Exercise:
Reproduce the records below in full and without edits, omitting images.

Record set:
----------

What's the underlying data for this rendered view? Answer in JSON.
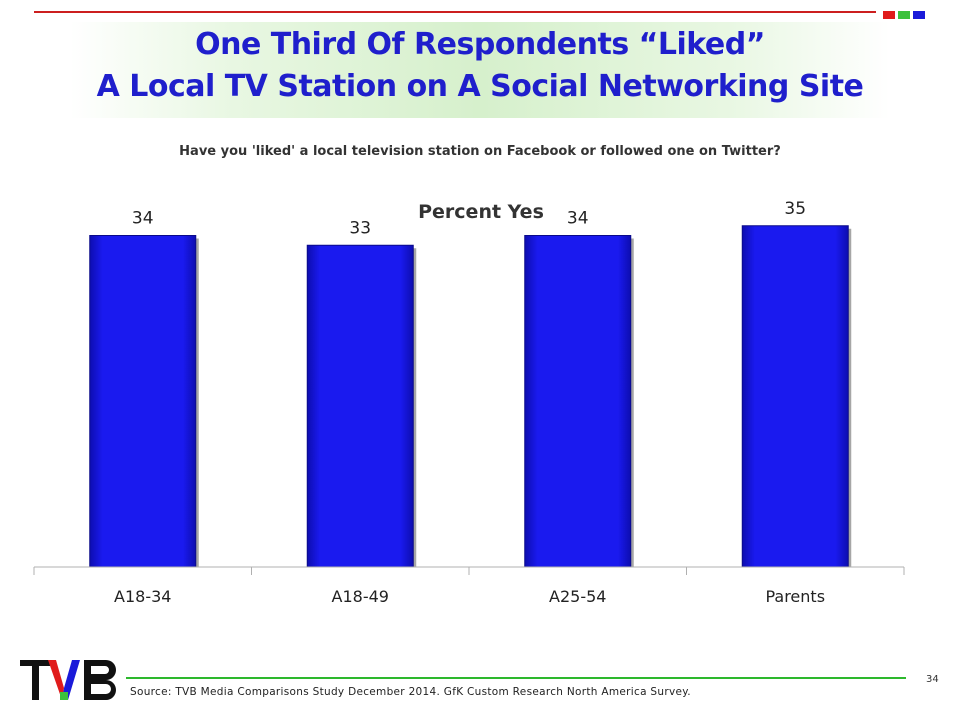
{
  "header": {
    "title_line1": "One Third Of Respondents “Liked”",
    "title_line2": "A Local TV Station on A Social Networking Site",
    "question": "Have you 'liked' a local television station on Facebook or followed one on Twitter?"
  },
  "accent_squares": [
    "#e01b1b",
    "#3cc13c",
    "#1a1ad9"
  ],
  "chart_data": {
    "type": "bar",
    "title": "Percent Yes",
    "categories": [
      "A18-34",
      "A18-49",
      "A25-54",
      "Parents"
    ],
    "values": [
      34,
      33,
      34,
      35
    ],
    "data_labels": [
      "34",
      "33",
      "34",
      "35"
    ],
    "ylim": [
      0,
      40
    ],
    "grid": false,
    "bar_color": "#1a1aef",
    "xlabel": "",
    "ylabel": ""
  },
  "footer": {
    "source": "Source: TVB Media Comparisons Study December 2014. GfK Custom Research North America Survey.",
    "page_number": "34",
    "logo_text": "TVB"
  }
}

----------

The completed task:
What's the underlying data for this rendered view? Answer in JSON.
{
  "header": {
    "title_line1": "One Third Of Respondents “Liked”",
    "title_line2": "A Local TV Station on A Social Networking Site",
    "question": "Have you 'liked' a local television station on Facebook or followed one on Twitter?"
  },
  "accent_squares": [
    "#e01b1b",
    "#3cc13c",
    "#1a1ad9"
  ],
  "chart_data": {
    "type": "bar",
    "title": "Percent Yes",
    "categories": [
      "A18-34",
      "A18-49",
      "A25-54",
      "Parents"
    ],
    "values": [
      34,
      33,
      34,
      35
    ],
    "data_labels": [
      "34",
      "33",
      "34",
      "35"
    ],
    "ylim": [
      0,
      40
    ],
    "grid": false,
    "bar_color": "#1a1aef",
    "xlabel": "",
    "ylabel": ""
  },
  "footer": {
    "source": "Source: TVB Media Comparisons Study December 2014. GfK Custom Research North America Survey.",
    "page_number": "34",
    "logo_text": "TVB"
  }
}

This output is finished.